Scan the listing below for the word "横向职业生涯通道" and state how many lines hold it. Write nothing but the number.
--- Start Given entries ---
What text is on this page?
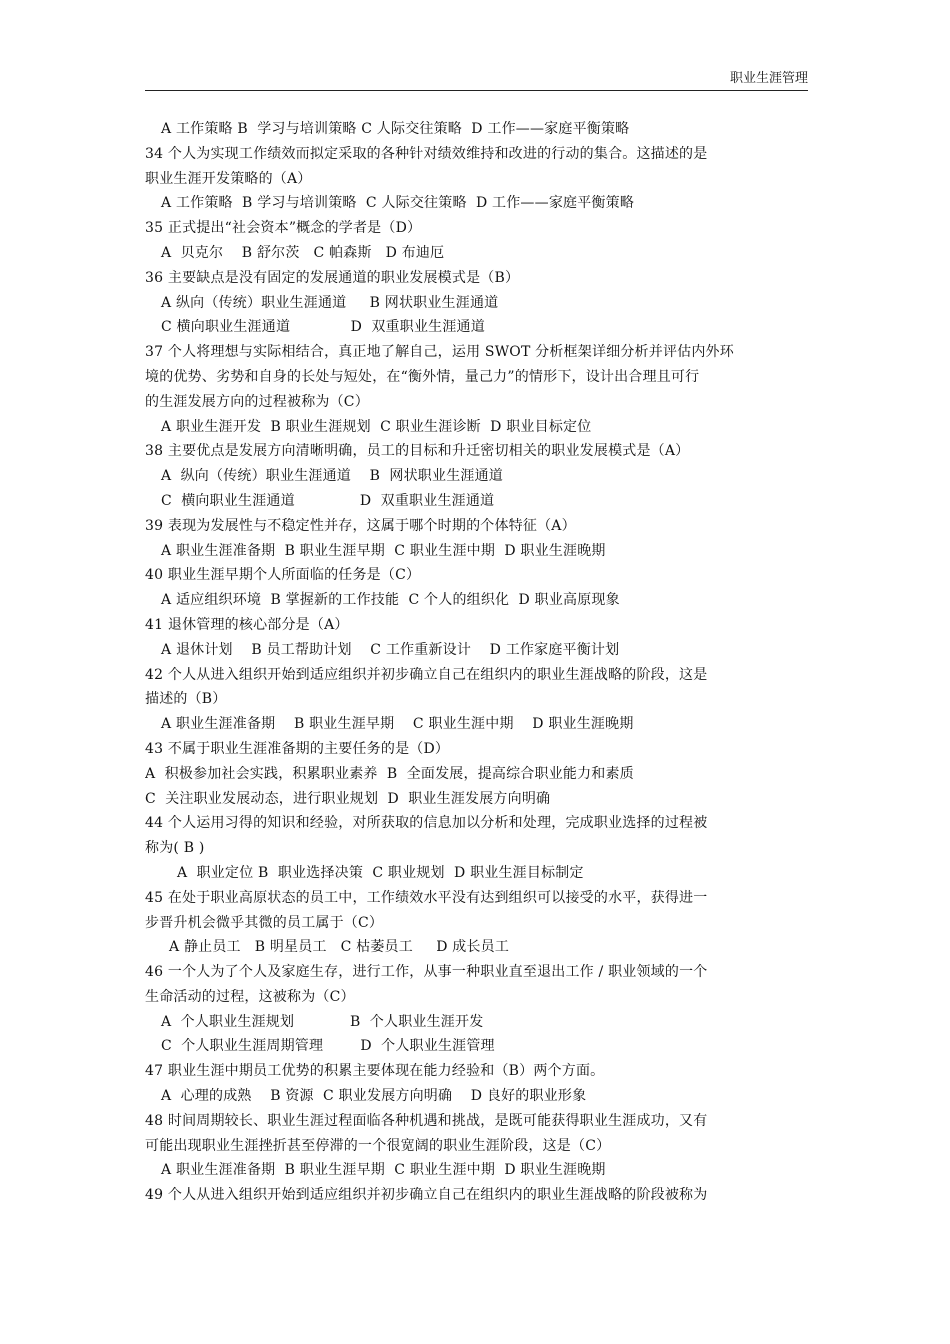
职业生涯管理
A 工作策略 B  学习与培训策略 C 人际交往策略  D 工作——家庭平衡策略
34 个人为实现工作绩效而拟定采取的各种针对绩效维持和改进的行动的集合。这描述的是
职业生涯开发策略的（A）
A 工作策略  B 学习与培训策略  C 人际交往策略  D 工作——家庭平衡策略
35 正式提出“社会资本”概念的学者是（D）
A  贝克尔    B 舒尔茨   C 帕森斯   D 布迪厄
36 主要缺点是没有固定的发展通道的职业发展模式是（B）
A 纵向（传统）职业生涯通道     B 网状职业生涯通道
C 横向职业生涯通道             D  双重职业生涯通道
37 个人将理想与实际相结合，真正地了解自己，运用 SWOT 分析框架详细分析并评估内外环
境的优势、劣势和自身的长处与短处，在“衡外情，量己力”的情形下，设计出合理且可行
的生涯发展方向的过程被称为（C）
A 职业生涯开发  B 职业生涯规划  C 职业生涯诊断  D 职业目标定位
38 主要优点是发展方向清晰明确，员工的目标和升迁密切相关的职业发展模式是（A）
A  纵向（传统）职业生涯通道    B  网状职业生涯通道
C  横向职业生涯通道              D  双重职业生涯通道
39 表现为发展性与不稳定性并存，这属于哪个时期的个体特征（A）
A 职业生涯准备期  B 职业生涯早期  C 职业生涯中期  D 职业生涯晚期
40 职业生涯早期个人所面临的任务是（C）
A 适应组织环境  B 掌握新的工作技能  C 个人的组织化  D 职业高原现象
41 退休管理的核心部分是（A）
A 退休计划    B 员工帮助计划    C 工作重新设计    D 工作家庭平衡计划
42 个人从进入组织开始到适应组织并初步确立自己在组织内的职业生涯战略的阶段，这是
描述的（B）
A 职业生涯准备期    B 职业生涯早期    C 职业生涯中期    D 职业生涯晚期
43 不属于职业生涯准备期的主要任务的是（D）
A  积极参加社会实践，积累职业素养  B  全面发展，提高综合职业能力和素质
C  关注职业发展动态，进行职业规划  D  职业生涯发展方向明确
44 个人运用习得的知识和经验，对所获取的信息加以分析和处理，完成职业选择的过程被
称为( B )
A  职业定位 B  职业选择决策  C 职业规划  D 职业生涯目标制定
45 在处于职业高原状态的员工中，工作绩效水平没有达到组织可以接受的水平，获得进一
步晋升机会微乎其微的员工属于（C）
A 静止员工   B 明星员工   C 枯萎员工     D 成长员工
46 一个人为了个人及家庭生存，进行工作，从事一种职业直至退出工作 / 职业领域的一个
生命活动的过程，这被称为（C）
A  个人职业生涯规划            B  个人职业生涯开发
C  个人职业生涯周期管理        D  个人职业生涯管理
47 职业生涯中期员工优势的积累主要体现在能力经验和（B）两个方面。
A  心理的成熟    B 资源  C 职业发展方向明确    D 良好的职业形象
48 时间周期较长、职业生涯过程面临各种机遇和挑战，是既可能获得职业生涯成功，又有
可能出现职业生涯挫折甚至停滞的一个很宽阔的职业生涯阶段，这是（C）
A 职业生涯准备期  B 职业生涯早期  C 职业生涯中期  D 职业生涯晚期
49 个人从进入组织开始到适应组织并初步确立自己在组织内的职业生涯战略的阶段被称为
--- End Given entries ---
> **Result for this exercise**
2